++++ Extracted records ++++

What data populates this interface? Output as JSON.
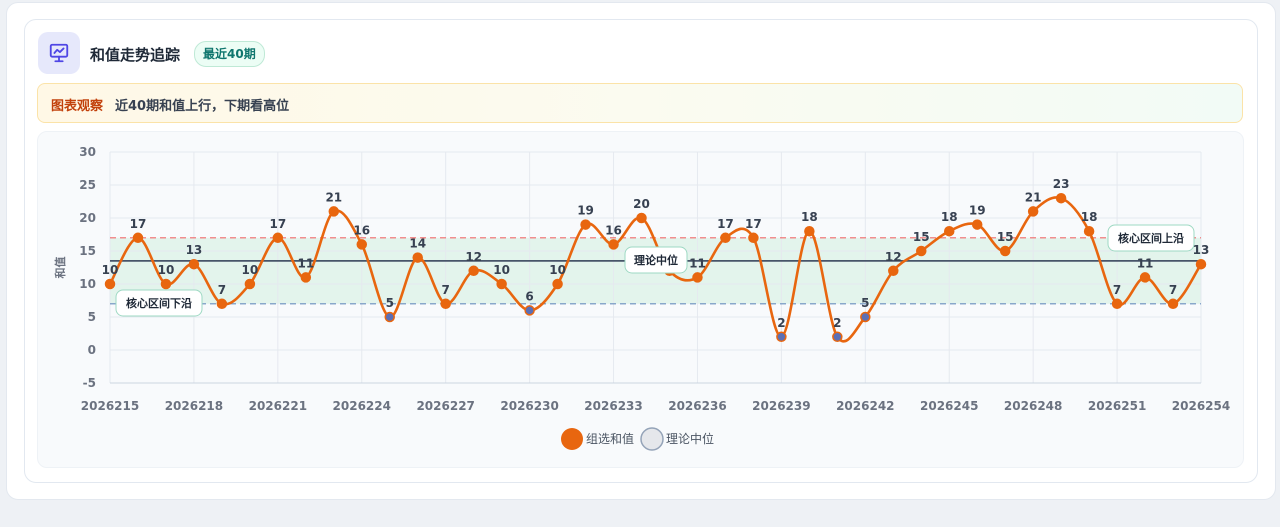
{
  "header": {
    "title": "和值走势追踪",
    "badge": "最近40期",
    "icon": "chart-presentation-icon"
  },
  "observation": {
    "tag": "图表观察",
    "text": "近40期和值上行，下期看高位"
  },
  "colors": {
    "series": "#e8660f",
    "median_line": "#475569",
    "upper_band": "#ef6b6b",
    "lower_band": "#6b8fbf",
    "band_fill": "#e3f4ec"
  },
  "chart_data": {
    "type": "line",
    "ylabel": "和值",
    "ylim": [
      -5,
      30
    ],
    "yticks": [
      -5,
      0,
      5,
      10,
      15,
      20,
      25,
      30
    ],
    "x": [
      "2026215",
      "2026216",
      "2026217",
      "2026218",
      "2026219",
      "2026220",
      "2026221",
      "2026222",
      "2026223",
      "2026224",
      "2026225",
      "2026226",
      "2026227",
      "2026228",
      "2026229",
      "2026230",
      "2026231",
      "2026232",
      "2026233",
      "2026234",
      "2026235",
      "2026236",
      "2026237",
      "2026238",
      "2026239",
      "2026240",
      "2026241",
      "2026242",
      "2026243",
      "2026244",
      "2026245",
      "2026246",
      "2026247",
      "2026248",
      "2026249",
      "2026250",
      "2026251",
      "2026252",
      "2026253",
      "2026254"
    ],
    "xticks": [
      "2026215",
      "2026218",
      "2026221",
      "2026224",
      "2026227",
      "2026230",
      "2026233",
      "2026236",
      "2026239",
      "2026242",
      "2026245",
      "2026248",
      "2026251",
      "2026254"
    ],
    "series": [
      {
        "name": "组选和值",
        "values": [
          10,
          17,
          10,
          13,
          7,
          10,
          17,
          11,
          21,
          16,
          5,
          14,
          7,
          12,
          10,
          6,
          10,
          19,
          16,
          20,
          12,
          11,
          17,
          17,
          2,
          18,
          2,
          5,
          12,
          15,
          18,
          19,
          15,
          21,
          23,
          18,
          7,
          11,
          7,
          13
        ]
      }
    ],
    "median": {
      "name": "理论中位",
      "value": 13.5
    },
    "band": {
      "upper": 17,
      "lower": 7
    },
    "annotations": {
      "upper": "核心区间上沿",
      "lower": "核心区间下沿",
      "median": "理论中位"
    },
    "legend": [
      "组选和值",
      "理论中位"
    ],
    "legend_position": "bottom",
    "grid": true
  }
}
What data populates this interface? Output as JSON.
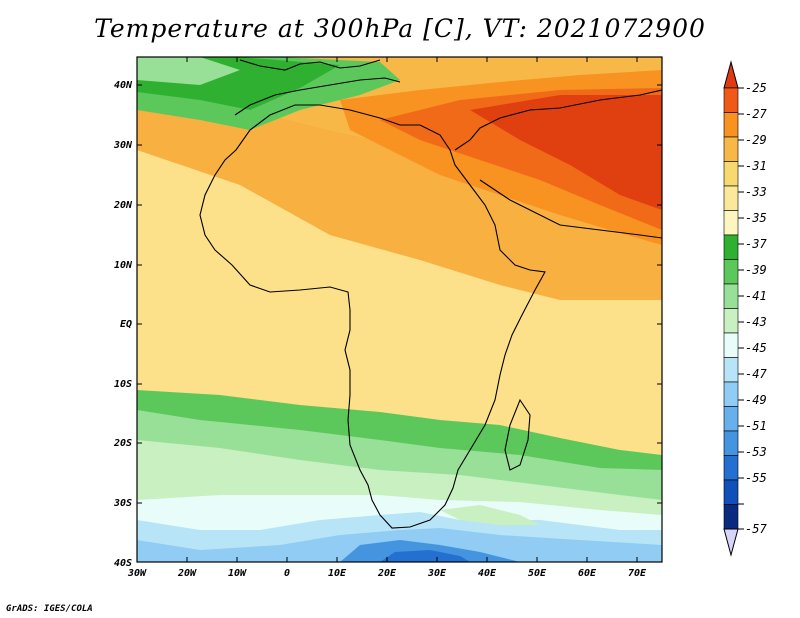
{
  "title": "Temperature at 300hPa [C], VT: 2021072900",
  "credit": "GrADS: IGES/COLA",
  "map": {
    "variable": "Temperature",
    "level": "300hPa",
    "units": "C",
    "valid_time": "2021072900",
    "lon_range": [
      -30,
      75
    ],
    "lat_range": [
      -40,
      45
    ],
    "lon_ticks": [
      "30W",
      "20W",
      "10W",
      "0",
      "10E",
      "20E",
      "30E",
      "40E",
      "50E",
      "60E",
      "70E"
    ],
    "lat_ticks": [
      "40N",
      "30N",
      "20N",
      "10N",
      "EQ",
      "10S",
      "20S",
      "30S",
      "40S"
    ]
  },
  "colorbar": {
    "labels": [
      "-25",
      "-27",
      "-29",
      "-31",
      "-33",
      "-35",
      "-37",
      "-39",
      "-41",
      "-43",
      "-45",
      "-47",
      "-49",
      "-51",
      "-53",
      "-55",
      "-57"
    ],
    "colors": [
      "#e03a10",
      "#f05a18",
      "#f89220",
      "#f8b848",
      "#f8d870",
      "#fce89a",
      "#fdf6c0",
      "#30b030",
      "#5cc85c",
      "#98e098",
      "#c8f0c0",
      "#e8fcfa",
      "#b8e4f8",
      "#90ccf4",
      "#68b0ec",
      "#4494e0",
      "#2470d0",
      "#1050b8",
      "#0a2a80",
      "#d8d4f8"
    ]
  }
}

++++

Output an exact copy of the material, with the pictures removed.

What data populates this interface? Output as JSON.
{
  "header": {
    "title": "和值走势追踪",
    "badge": "最近40期",
    "icon": "chart-presentation-icon"
  },
  "observation": {
    "tag": "图表观察",
    "text": "近40期和值上行，下期看高位"
  },
  "colors": {
    "series": "#e8660f",
    "median_line": "#475569",
    "upper_band": "#ef6b6b",
    "lower_band": "#6b8fbf",
    "band_fill": "#e3f4ec"
  },
  "chart_data": {
    "type": "line",
    "ylabel": "和值",
    "ylim": [
      -5,
      30
    ],
    "yticks": [
      -5,
      0,
      5,
      10,
      15,
      20,
      25,
      30
    ],
    "x": [
      "2026215",
      "2026216",
      "2026217",
      "2026218",
      "2026219",
      "2026220",
      "2026221",
      "2026222",
      "2026223",
      "2026224",
      "2026225",
      "2026226",
      "2026227",
      "2026228",
      "2026229",
      "2026230",
      "2026231",
      "2026232",
      "2026233",
      "2026234",
      "2026235",
      "2026236",
      "2026237",
      "2026238",
      "2026239",
      "2026240",
      "2026241",
      "2026242",
      "2026243",
      "2026244",
      "2026245",
      "2026246",
      "2026247",
      "2026248",
      "2026249",
      "2026250",
      "2026251",
      "2026252",
      "2026253",
      "2026254"
    ],
    "xticks": [
      "2026215",
      "2026218",
      "2026221",
      "2026224",
      "2026227",
      "2026230",
      "2026233",
      "2026236",
      "2026239",
      "2026242",
      "2026245",
      "2026248",
      "2026251",
      "2026254"
    ],
    "series": [
      {
        "name": "组选和值",
        "values": [
          10,
          17,
          10,
          13,
          7,
          10,
          17,
          11,
          21,
          16,
          5,
          14,
          7,
          12,
          10,
          6,
          10,
          19,
          16,
          20,
          12,
          11,
          17,
          17,
          2,
          18,
          2,
          5,
          12,
          15,
          18,
          19,
          15,
          21,
          23,
          18,
          7,
          11,
          7,
          13
        ]
      }
    ],
    "median": {
      "name": "理论中位",
      "value": 13.5
    },
    "band": {
      "upper": 17,
      "lower": 7
    },
    "annotations": {
      "upper": "核心区间上沿",
      "lower": "核心区间下沿",
      "median": "理论中位"
    },
    "legend": [
      "组选和值",
      "理论中位"
    ],
    "legend_position": "bottom",
    "grid": true
  }
}
What data populates this interface? Output as JSON.
{
  "title": "Temperature at 300hPa [C], VT: 2021072900",
  "credit": "GrADS: IGES/COLA",
  "map": {
    "variable": "Temperature",
    "level": "300hPa",
    "units": "C",
    "valid_time": "2021072900",
    "lon_range": [
      -30,
      75
    ],
    "lat_range": [
      -40,
      45
    ],
    "lon_ticks": [
      "30W",
      "20W",
      "10W",
      "0",
      "10E",
      "20E",
      "30E",
      "40E",
      "50E",
      "60E",
      "70E"
    ],
    "lat_ticks": [
      "40N",
      "30N",
      "20N",
      "10N",
      "EQ",
      "10S",
      "20S",
      "30S",
      "40S"
    ]
  },
  "colorbar": {
    "labels": [
      "-25",
      "-27",
      "-29",
      "-31",
      "-33",
      "-35",
      "-37",
      "-39",
      "-41",
      "-43",
      "-45",
      "-47",
      "-49",
      "-51",
      "-53",
      "-55",
      "-57"
    ],
    "colors": [
      "#e03a10",
      "#f05a18",
      "#f89220",
      "#f8b848",
      "#f8d870",
      "#fce89a",
      "#fdf6c0",
      "#30b030",
      "#5cc85c",
      "#98e098",
      "#c8f0c0",
      "#e8fcfa",
      "#b8e4f8",
      "#90ccf4",
      "#68b0ec",
      "#4494e0",
      "#2470d0",
      "#1050b8",
      "#0a2a80",
      "#d8d4f8"
    ]
  }
}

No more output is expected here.